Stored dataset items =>
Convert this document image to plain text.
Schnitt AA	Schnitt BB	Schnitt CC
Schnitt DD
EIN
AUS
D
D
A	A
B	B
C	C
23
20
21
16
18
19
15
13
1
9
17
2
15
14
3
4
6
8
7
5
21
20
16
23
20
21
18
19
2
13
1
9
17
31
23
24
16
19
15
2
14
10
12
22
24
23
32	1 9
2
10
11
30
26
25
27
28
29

WHAT TO WORK ON => Copy down the material exactly as written.

OUTPUT BELOW =>
Convert this document image to plain text.
Schnitt AA	Schnitt BB	Schnitt CC
Schnitt DD
EIN
AUS
D
D
A	A
B	B
C	C
23
20
21
16
18
19
15
13
1
9
17
2
15
14
3
4
6
8
7
5
21
20
16
23
20
21
18
19
2
13
1
9
17
31
23
24
16
19
15
2
14
10
12
22
24
23
32	1 9
2
10
11
30
26
25
27
28
29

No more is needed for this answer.